**THE RECORDS:**

## start

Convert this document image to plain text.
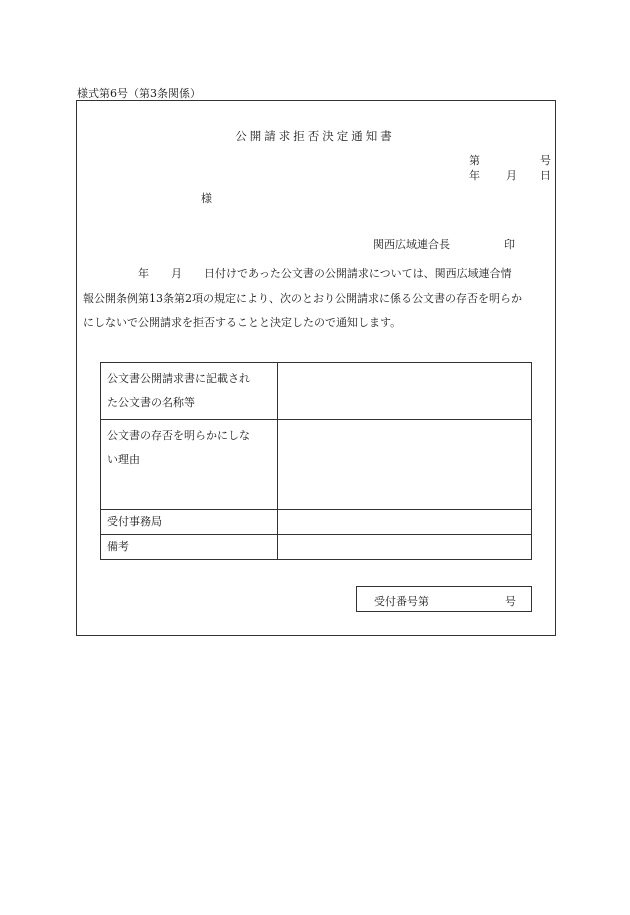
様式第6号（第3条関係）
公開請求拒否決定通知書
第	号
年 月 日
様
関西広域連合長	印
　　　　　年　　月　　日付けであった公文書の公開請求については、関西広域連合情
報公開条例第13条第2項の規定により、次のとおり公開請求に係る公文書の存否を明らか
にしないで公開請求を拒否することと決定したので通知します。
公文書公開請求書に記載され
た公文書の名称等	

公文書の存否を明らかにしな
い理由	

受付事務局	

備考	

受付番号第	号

## end

**PROMPT:**
Copy the listing word for word, excluding its pictures.

**ANSWER BELOW:**
Convert this document image to plain text.
様式第6号（第3条関係）
公開請求拒否決定通知書
第	号
年 月 日
様
関西広域連合長	印
　　　　　年　　月　　日付けであった公文書の公開請求については、関西広域連合情
報公開条例第13条第2項の規定により、次のとおり公開請求に係る公文書の存否を明らか
にしないで公開請求を拒否することと決定したので通知します。
公文書公開請求書に記載され
た公文書の名称等	

公文書の存否を明らかにしな
い理由	

受付事務局	

備考	

受付番号第	号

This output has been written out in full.